### JOB A
Write out, character for character, the lines of the entries starting with the line that contains "301, 997, 316]" and going on through the line that contains "753, 220, 768]".

### DOCUMENT SECTION

Preferably a cover cone is mounted above the separator cone to extend
downwardly and radially outwardly from a central top opening aligned with the
central
apex of the separator cone. In this instance the separator baffles fully span
a gap
between the outer surface of the separator cone and a corresponding inner
surface of
the cover cone.
Preferably a bottom wall spans a bottom end of the annular divider wall
to enclose a bottom end of the first collection area. When an outer wall is
provided
which is annular about the divider wall to define the second collection area
in the
annular space therebetween, preferably a bottom wall also spans a bottom end
of the
annular space to enclose a bottom end of the second collection area.
Preferably at least one of the separator baffles which is between one of
the first channels and one of the second channels is adjustable at a top end
in the
circumferential direction so as to be arranged vary a ratio of particularly
material
diverted to the first and second collection areas respectively. Preferably a
threaded
member is in threaded connected between said at least one of the separator
baffles
and an adjacent baffle so as to be arranged to vary the spacing between said
at least
one of the separator baffles and the adjacent baffle as the threaded member is
rotated.

### EXTRACTED ENTRIES
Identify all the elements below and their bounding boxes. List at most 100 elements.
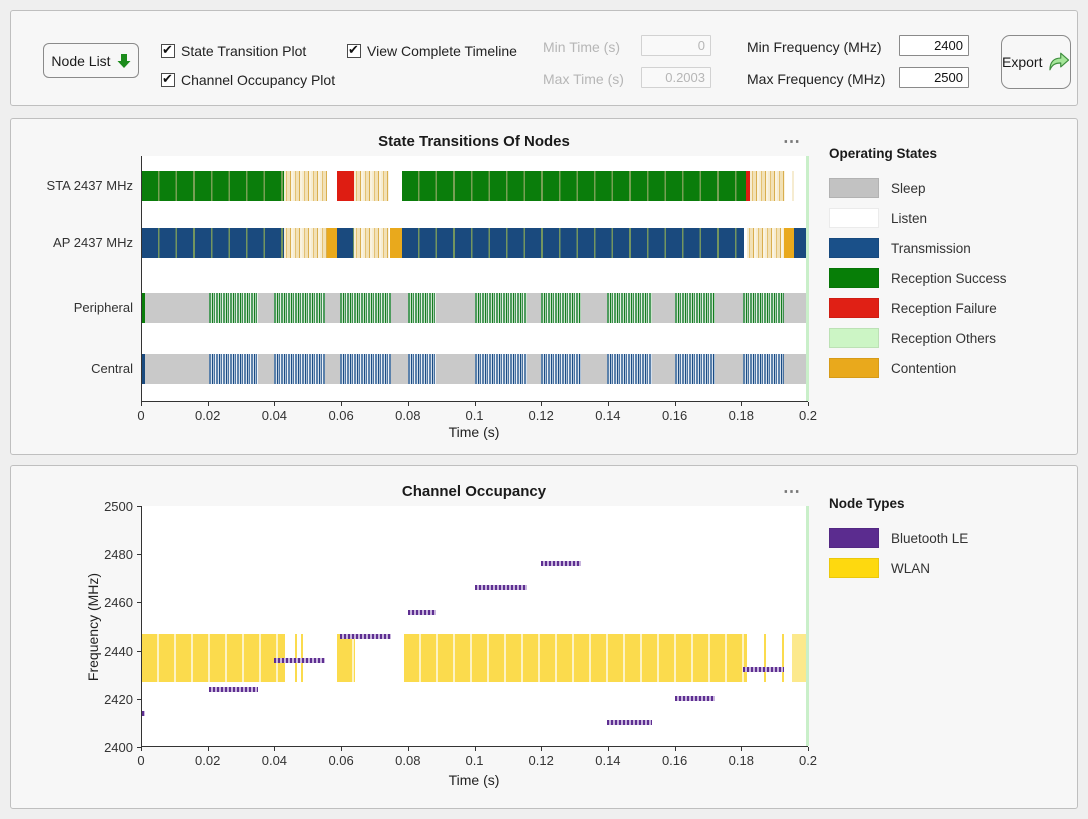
legend-label: Reception Failure	[891, 301, 997, 316]
state-segment	[750, 171, 785, 201]
row-label: Central	[11, 361, 133, 376]
x-tick	[808, 402, 809, 406]
legend-item: Reception Failure	[829, 293, 1007, 323]
x-tick-label: 0.08	[395, 408, 420, 423]
operating-states-legend: Operating States SleepListenTransmission…	[829, 146, 1007, 383]
x-tick-label: 0.02	[195, 753, 220, 768]
axes-toolbar-menu[interactable]: ⋯	[783, 137, 802, 147]
state-segment	[607, 354, 652, 384]
bluetooth-le-segment	[675, 696, 715, 701]
green-down-arrow-icon	[117, 53, 131, 69]
legend-swatch	[829, 238, 879, 258]
state-segment	[408, 354, 436, 384]
legend-swatch	[829, 558, 879, 578]
state-segment	[390, 228, 402, 258]
legend-swatch	[829, 298, 879, 318]
legend-item: Sleep	[829, 173, 1007, 203]
min-frequency-input[interactable]	[899, 35, 969, 56]
x-tick	[208, 747, 209, 751]
y-tick	[137, 651, 141, 652]
x-tick	[274, 747, 275, 751]
x-tick-label: 0.2	[799, 408, 817, 423]
row-label: STA 2437 MHz	[11, 178, 133, 193]
state-row	[142, 228, 809, 258]
export-label: Export	[1002, 54, 1042, 70]
state-plot-xlabel: Time (s)	[449, 424, 500, 440]
state-segment	[675, 354, 715, 384]
state-segment	[743, 293, 783, 323]
max-frequency-input[interactable]	[899, 67, 969, 88]
x-tick-label: 0.2	[799, 753, 817, 768]
y-tick-label: 2500	[93, 499, 133, 514]
x-tick-label: 0.04	[262, 753, 287, 768]
state-segment	[743, 354, 783, 384]
node-types-legend: Node Types Bluetooth LEWLAN	[829, 496, 968, 583]
state-segment	[784, 228, 793, 258]
state-segment	[792, 171, 794, 201]
state-segment	[327, 228, 337, 258]
legend-title: Operating States	[829, 146, 1007, 161]
y-tick	[137, 506, 141, 507]
checkbox-state-transition-plot[interactable]: State Transition Plot	[161, 43, 306, 59]
node-list-button[interactable]: Node List	[43, 43, 139, 78]
row-label: Peripheral	[11, 300, 133, 315]
bluetooth-le-segment	[340, 634, 391, 639]
max-time-label: Max Time (s)	[543, 71, 624, 87]
y-tick	[137, 554, 141, 555]
x-tick-label: 0.14	[595, 753, 620, 768]
x-tick	[541, 402, 542, 406]
x-tick-label: 0.1	[465, 408, 483, 423]
state-segment	[274, 293, 325, 323]
legend-item: Contention	[829, 353, 1007, 383]
x-tick-label: 0.16	[662, 408, 687, 423]
bluetooth-le-segment	[142, 711, 145, 716]
export-button[interactable]: Export	[1001, 35, 1071, 89]
wlan-segment	[764, 634, 766, 682]
row-label: AP 2437 MHz	[11, 235, 133, 250]
occupancy-plot-xlabel: Time (s)	[449, 772, 500, 788]
x-tick	[341, 402, 342, 406]
y-tick	[137, 699, 141, 700]
checkbox-icon	[347, 44, 361, 58]
bluetooth-le-segment	[743, 667, 783, 672]
state-row	[142, 171, 809, 201]
x-tick	[475, 747, 476, 751]
x-tick	[675, 747, 676, 751]
x-tick-label: 0.06	[328, 408, 353, 423]
channel-occupancy-panel: Channel Occupancy ⋯ 24002420244024602480…	[10, 465, 1078, 809]
state-segment	[354, 171, 389, 201]
legend-item: Reception Success	[829, 263, 1007, 293]
x-tick	[741, 402, 742, 406]
x-tick	[808, 747, 809, 751]
state-segment	[209, 293, 258, 323]
x-tick	[341, 747, 342, 751]
state-segment	[541, 293, 581, 323]
x-tick	[675, 402, 676, 406]
wlan-segment	[782, 634, 784, 682]
state-transitions-plot-area	[141, 156, 808, 402]
wlan-segment	[142, 634, 285, 682]
checkbox-channel-occupancy-plot[interactable]: Channel Occupancy Plot	[161, 72, 335, 88]
x-tick	[208, 402, 209, 406]
legend-label: Listen	[891, 211, 927, 226]
export-arrow-icon	[1048, 52, 1070, 72]
state-segment	[209, 354, 258, 384]
state-segment	[675, 293, 715, 323]
axes-toolbar-menu[interactable]: ⋯	[783, 487, 802, 497]
legend-swatch	[829, 208, 879, 228]
bluetooth-le-segment	[408, 610, 436, 615]
x-tick	[274, 402, 275, 406]
legend-item: Listen	[829, 203, 1007, 233]
legend-swatch	[829, 178, 879, 198]
state-segment	[475, 293, 528, 323]
state-segment	[607, 293, 652, 323]
state-segment	[747, 228, 784, 258]
min-time-label: Min Time (s)	[543, 39, 620, 55]
checkbox-label: View Complete Timeline	[367, 43, 517, 59]
legend-item: WLAN	[829, 553, 968, 583]
legend-label: WLAN	[891, 561, 930, 576]
x-tick-label: 0.12	[529, 408, 554, 423]
x-tick	[141, 402, 142, 406]
checkbox-view-complete-timeline[interactable]: View Complete Timeline	[347, 43, 517, 59]
occupancy-plot-title: Channel Occupancy	[402, 483, 546, 500]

### JOB B
For the passage on the separator cone, mark each statement yes or no, and quote the words from the passage that decide it. (i) A cover cone is mounted above the separator cone. (ii) The bottom wall spanning the bottom end of the annular divider wall encloses the bottom end of the second collection area. (iii) The separator baffles span only part of the gap between the separator cone and the cover cone.

### EXERCISE RESULT A
legend-label: Reception Failure	[891, 301, 997, 316]
state-segment	[750, 171, 785, 201]
row-label: Central	[11, 361, 133, 376]
x-tick	[808, 402, 809, 406]
legend-item: Reception Failure	[829, 293, 1007, 323]
x-tick-label: 0.08	[395, 408, 420, 423]
operating-states-legend: Operating States SleepListenTransmission…	[829, 146, 1007, 383]
x-tick-label: 0.02	[195, 753, 220, 768]

### EXERCISE RESULT B
(i) Yes: "Preferably a cover cone is mounted above the separator cone"
(ii) No: "to enclose a bottom end of the first collection area"
(iii) No: "the separator baffles fully span"